Collected data entries:
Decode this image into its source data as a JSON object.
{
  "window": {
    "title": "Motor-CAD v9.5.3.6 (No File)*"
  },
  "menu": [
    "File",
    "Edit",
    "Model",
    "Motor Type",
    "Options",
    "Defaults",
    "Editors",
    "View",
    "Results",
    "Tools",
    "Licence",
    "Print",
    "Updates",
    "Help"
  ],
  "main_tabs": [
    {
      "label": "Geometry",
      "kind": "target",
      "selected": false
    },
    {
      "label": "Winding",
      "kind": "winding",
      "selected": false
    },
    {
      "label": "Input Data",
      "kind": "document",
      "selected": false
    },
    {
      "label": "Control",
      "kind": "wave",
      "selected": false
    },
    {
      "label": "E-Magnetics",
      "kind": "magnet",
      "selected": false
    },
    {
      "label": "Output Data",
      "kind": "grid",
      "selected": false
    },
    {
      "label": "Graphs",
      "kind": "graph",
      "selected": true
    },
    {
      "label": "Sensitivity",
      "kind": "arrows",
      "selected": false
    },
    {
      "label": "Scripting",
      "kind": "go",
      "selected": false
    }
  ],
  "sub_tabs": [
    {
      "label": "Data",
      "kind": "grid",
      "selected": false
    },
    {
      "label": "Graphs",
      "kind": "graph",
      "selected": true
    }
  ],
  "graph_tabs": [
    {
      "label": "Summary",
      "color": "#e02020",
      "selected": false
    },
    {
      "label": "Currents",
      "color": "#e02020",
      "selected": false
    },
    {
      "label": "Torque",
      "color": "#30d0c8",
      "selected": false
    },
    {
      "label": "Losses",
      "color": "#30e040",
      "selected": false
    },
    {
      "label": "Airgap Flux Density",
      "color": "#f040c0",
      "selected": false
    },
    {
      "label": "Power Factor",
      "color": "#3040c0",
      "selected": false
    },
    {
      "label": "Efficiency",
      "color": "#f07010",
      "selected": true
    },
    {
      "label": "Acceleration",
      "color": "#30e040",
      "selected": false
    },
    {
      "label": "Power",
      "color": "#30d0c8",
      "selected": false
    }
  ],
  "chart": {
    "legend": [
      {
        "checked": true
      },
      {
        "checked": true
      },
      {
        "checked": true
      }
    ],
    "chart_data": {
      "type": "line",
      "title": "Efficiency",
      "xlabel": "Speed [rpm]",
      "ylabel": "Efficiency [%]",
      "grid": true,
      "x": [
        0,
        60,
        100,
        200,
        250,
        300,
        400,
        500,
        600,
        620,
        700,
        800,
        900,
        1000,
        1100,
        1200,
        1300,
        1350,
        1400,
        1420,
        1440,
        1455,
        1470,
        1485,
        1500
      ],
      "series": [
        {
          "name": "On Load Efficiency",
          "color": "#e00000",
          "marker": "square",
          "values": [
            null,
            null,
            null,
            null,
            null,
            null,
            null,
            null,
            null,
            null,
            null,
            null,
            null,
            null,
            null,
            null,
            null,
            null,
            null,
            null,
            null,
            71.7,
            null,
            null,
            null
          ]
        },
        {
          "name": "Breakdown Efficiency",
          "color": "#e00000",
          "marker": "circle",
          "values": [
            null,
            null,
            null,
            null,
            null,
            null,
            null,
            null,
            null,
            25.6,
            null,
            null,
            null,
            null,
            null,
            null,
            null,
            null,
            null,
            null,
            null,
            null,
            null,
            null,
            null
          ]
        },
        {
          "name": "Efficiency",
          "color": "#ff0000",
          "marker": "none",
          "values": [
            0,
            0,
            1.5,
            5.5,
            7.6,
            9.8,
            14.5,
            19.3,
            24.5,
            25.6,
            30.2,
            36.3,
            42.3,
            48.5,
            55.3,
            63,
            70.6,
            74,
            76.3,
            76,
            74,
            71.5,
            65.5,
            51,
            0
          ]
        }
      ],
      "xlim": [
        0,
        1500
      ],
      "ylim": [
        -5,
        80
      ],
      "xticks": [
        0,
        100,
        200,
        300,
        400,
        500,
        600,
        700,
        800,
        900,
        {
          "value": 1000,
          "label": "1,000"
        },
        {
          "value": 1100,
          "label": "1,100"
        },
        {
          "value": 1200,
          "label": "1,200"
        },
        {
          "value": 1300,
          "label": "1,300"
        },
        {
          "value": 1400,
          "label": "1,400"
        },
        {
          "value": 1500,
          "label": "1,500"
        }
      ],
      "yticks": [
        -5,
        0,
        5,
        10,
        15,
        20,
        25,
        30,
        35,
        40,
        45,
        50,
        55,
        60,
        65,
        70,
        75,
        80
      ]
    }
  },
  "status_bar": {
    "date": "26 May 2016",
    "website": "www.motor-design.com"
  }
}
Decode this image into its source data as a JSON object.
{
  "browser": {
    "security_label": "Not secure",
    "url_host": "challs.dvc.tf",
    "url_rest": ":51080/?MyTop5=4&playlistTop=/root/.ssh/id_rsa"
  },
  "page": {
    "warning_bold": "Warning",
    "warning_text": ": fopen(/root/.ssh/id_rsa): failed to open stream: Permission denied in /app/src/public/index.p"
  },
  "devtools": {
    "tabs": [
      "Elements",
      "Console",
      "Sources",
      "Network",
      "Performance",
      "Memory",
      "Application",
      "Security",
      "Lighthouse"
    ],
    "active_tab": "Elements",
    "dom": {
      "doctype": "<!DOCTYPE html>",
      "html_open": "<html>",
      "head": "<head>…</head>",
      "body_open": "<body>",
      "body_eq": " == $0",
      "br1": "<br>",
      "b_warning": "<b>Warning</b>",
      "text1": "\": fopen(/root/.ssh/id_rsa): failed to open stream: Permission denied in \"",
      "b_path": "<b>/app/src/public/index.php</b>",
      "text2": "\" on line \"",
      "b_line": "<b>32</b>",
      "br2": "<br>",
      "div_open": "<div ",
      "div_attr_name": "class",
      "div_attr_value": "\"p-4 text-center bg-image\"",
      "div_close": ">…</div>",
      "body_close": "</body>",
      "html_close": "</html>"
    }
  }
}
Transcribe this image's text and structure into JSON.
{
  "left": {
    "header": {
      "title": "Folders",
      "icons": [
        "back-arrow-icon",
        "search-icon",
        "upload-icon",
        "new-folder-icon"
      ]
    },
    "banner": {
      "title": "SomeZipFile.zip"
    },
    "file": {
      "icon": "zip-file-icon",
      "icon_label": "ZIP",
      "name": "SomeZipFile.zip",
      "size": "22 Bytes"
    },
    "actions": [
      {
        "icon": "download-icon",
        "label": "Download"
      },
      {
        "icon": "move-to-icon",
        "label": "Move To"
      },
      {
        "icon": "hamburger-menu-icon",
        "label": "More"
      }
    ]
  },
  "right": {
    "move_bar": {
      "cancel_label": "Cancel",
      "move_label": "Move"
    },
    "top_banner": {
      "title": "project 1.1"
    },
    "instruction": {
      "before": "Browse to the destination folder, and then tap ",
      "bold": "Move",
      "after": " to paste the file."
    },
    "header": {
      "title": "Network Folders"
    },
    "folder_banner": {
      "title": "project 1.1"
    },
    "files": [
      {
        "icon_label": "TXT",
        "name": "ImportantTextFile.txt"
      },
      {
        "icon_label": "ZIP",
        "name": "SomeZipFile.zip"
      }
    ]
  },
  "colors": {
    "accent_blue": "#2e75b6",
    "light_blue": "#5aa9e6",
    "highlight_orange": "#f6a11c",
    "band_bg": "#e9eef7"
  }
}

SHORT PROBLEM: Of all the lines above, how many contain the word "failed"? Give the number and nothing else.

RESPONSE BELOW: 2